____ Recorded information
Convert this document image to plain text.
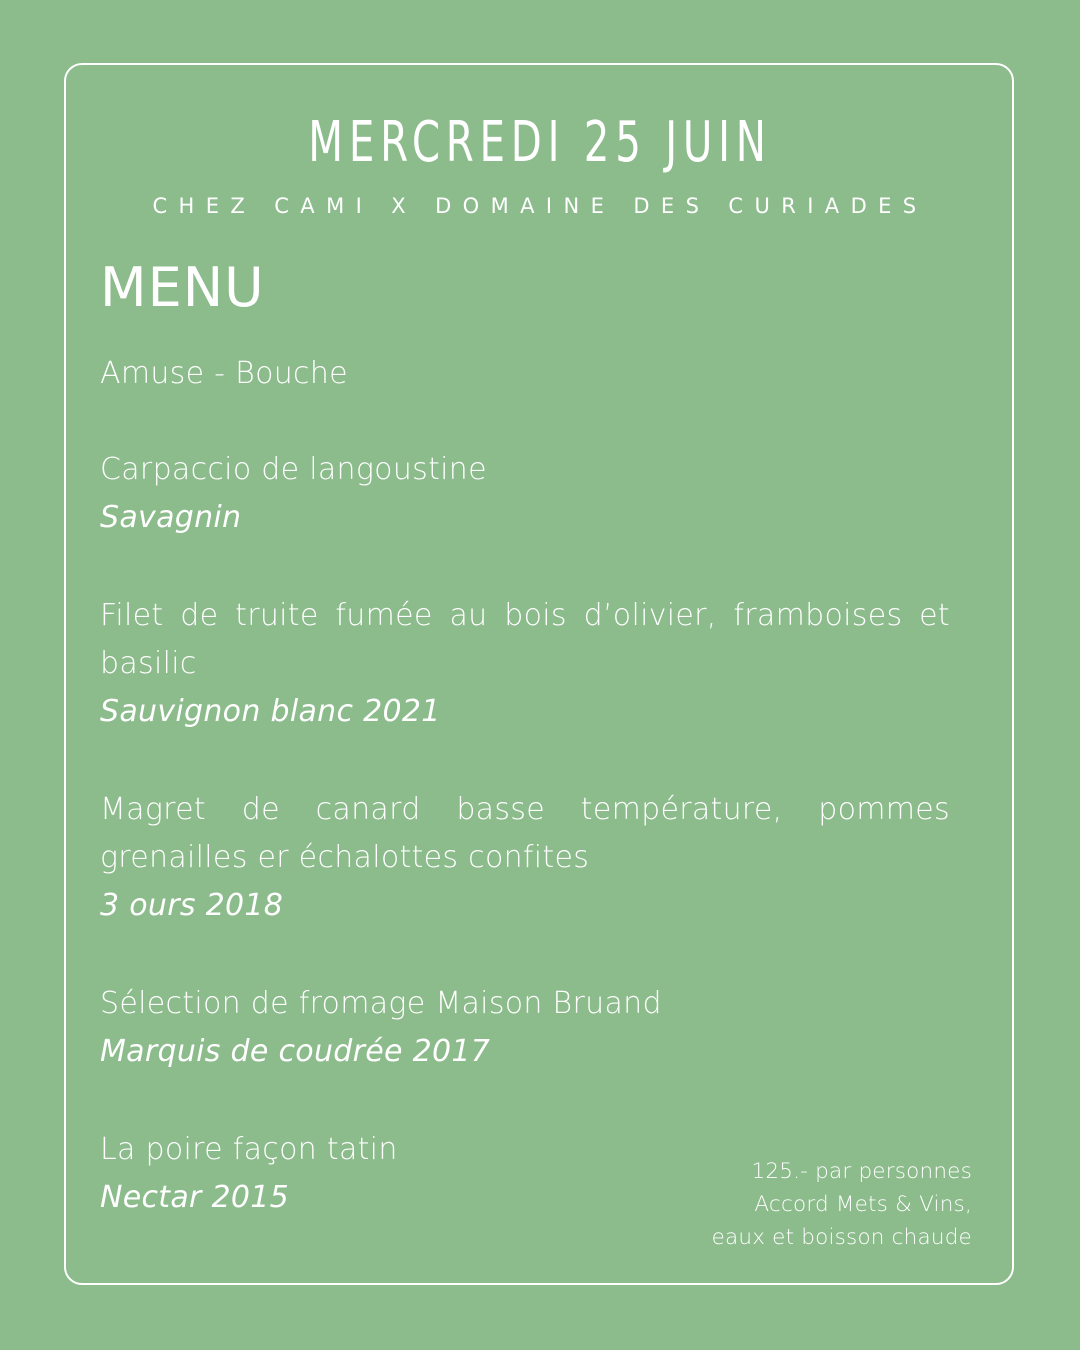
MERCREDI 25 JUIN
CHEZ CAMI X DOMAINE DES CURIADES
MENU
Amuse - Bouche
Carpaccio de langoustine
Savagnin
Filet de truite fumée au bois d’olivier, framboises et basilic
Sauvignon blanc 2021
Magret de canard basse température, pommes grenailles er échalottes confites
3 ours 2018
Sélection de fromage Maison Bruand
Marquis de coudrée 2017
La poire façon tatin
Nectar 2015
125.- par personnes
Accord Mets & Vins,
eaux et boisson chaude
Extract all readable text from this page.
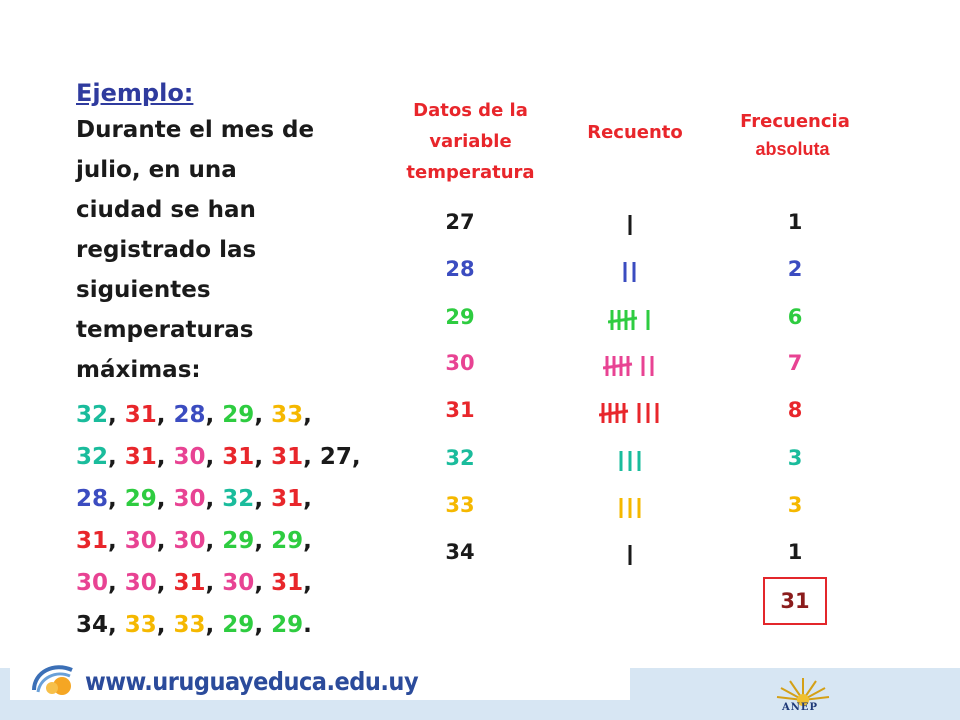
Ejemplo:
Durante el mes de
julio, en una
ciudad se han
registrado las
siguientes
temperaturas
máximas:
32, 31, 28, 29, 33,
32, 31, 30, 31, 31, 27,
28, 29, 30, 32, 31,
31, 30, 30, 29, 29,
30, 30, 31, 30, 31,
34, 33, 33, 29, 29.
Datos de la
variable
temperatura
Recuento
Frecuencia
absoluta
27	1
28	2
29	6
30	7
31	8
32	3
33	3
34	1
31
www.uruguayeduca.edu.uy
ANEP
________
■ The task ■
Return the whole listing, word for word, and leave out every picture.

■ Reply to the exercise ■
Convert this document image to plain text.
MERCREDI 25 JUIN
CHEZ CAMI X DOMAINE DES CURIADES
MENU
Amuse - Bouche
Carpaccio de langoustine
Savagnin
Filet de truite fumée au bois d’olivier, framboises et basilic
Sauvignon blanc 2021
Magret de canard basse température, pommes grenailles er échalottes confites
3 ours 2018
Sélection de fromage Maison Bruand
Marquis de coudrée 2017
La poire façon tatin
Nectar 2015
125.- par personnes
Accord Mets & Vins,
eaux et boisson chaude
Extract all readable text from this page.
Ejemplo:
Durante el mes de
julio, en una
ciudad se han
registrado las
siguientes
temperaturas
máximas:
32, 31, 28, 29, 33,
32, 31, 30, 31, 31, 27,
28, 29, 30, 32, 31,
31, 30, 30, 29, 29,
30, 30, 31, 30, 31,
34, 33, 33, 29, 29.
Datos de la
variable
temperatura
Recuento
Frecuencia
absoluta
27	1
28	2
29	6
30	7
31	8
32	3
33	3
34	1
31
www.uruguayeduca.edu.uy
ANEP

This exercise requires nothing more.